Required task
Return every line of the records below without altering a single character.

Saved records

● ● ● ●

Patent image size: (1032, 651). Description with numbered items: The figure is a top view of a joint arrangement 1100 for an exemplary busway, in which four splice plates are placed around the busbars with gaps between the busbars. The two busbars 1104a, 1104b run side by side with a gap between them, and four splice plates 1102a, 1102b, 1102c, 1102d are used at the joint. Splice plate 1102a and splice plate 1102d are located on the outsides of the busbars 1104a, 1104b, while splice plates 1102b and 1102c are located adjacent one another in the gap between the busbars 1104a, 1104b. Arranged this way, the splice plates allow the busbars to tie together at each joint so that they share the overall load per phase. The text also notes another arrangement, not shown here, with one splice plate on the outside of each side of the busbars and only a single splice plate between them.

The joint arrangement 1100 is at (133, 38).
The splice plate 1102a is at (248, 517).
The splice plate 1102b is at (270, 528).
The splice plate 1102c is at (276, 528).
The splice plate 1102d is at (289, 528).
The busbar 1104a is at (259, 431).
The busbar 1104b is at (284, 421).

● ● ● ●

Output for this exercise
Patent image size: (1032, 651). Description with numbered items: The figure is a top view of a joint arrangement 1100 for an exemplary busway, in which four splice plates are placed around the busbars with gaps between the busbars. The two busbars 1104a, 1104b run side by side with a gap between them, and four splice plates 1102a, 1102b, 1102c, 1102d are used at the joint. Splice plate 1102a and splice plate 1102d are located on the outsides of the busbars 1104a, 1104b, while splice plates 1102b and 1102c are located adjacent one another in the gap between the busbars 1104a, 1104b. Arranged this way, the splice plates allow the busbars to tie together at each joint so that they share the overall load per phase. The text also notes another arrangement, not shown here, with one splice plate on the outside of each side of the busbars and only a single splice plate between them.

The joint arrangement 1100 is at (133, 38).
The splice plate 1102a is at (248, 517).
The splice plate 1102b is at (270, 528).
The splice plate 1102c is at (276, 528).
The splice plate 1102d is at (289, 528).
The busbar 1104a is at (259, 431).
The busbar 1104b is at (284, 421).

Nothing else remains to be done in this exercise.